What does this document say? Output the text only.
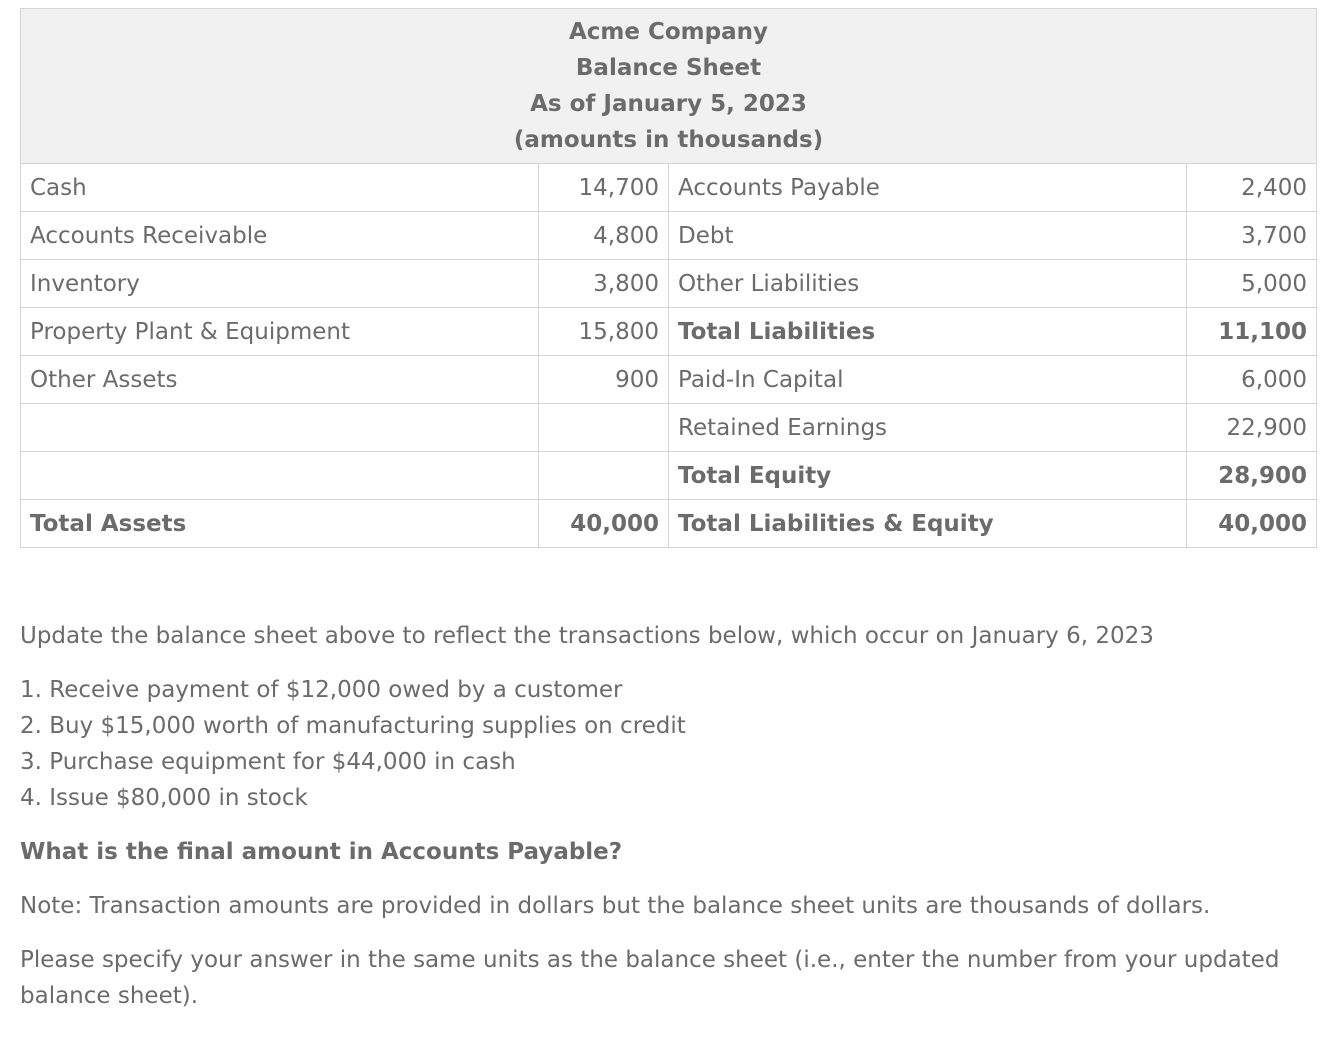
Acme Company
Balance Sheet
As of January 5, 2023
(amounts in thousands)			

Cash	14,700	Accounts Payable	2,400
Accounts Receivable	4,800	Debt	3,700
Inventory	3,800	Other Liabilities	5,000
Property Plant & Equipment	15,800	Total Liabilities	11,100
Other Assets	900	Paid-In Capital	6,000
		Retained Earnings	22,900
		Total Equity	28,900
Total Assets	40,000	Total Liabilities & Equity	40,000

Update the balance sheet above to reflect the transactions below, which occur on January 6, 2023

1. Receive payment of $12,000 owed by a customer
2. Buy $15,000 worth of manufacturing supplies on credit
3. Purchase equipment for $44,000 in cash
4. Issue $80,000 in stock

What is the final amount in Accounts Payable?

Note: Transaction amounts are provided in dollars but the balance sheet units are thousands of dollars.

Please specify your answer in the same units as the balance sheet (i.e., enter the number from your updated balance sheet).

════════════════════

### Given request:
Without including any picture, repeat the data exactly.

### In response:
What does this document say? Output the text only.
Acme Company
Balance Sheet
As of January 5, 2023
(amounts in thousands)			

Cash	14,700	Accounts Payable	2,400
Accounts Receivable	4,800	Debt	3,700
Inventory	3,800	Other Liabilities	5,000
Property Plant & Equipment	15,800	Total Liabilities	11,100
Other Assets	900	Paid-In Capital	6,000
		Retained Earnings	22,900
		Total Equity	28,900
Total Assets	40,000	Total Liabilities & Equity	40,000

Update the balance sheet above to reflect the transactions below, which occur on January 6, 2023

1. Receive payment of $12,000 owed by a customer
2. Buy $15,000 worth of manufacturing supplies on credit
3. Purchase equipment for $44,000 in cash
4. Issue $80,000 in stock

What is the final amount in Accounts Payable?

Note: Transaction amounts are provided in dollars but the balance sheet units are thousands of dollars.

Please specify your answer in the same units as the balance sheet (i.e., enter the number from your updated balance sheet).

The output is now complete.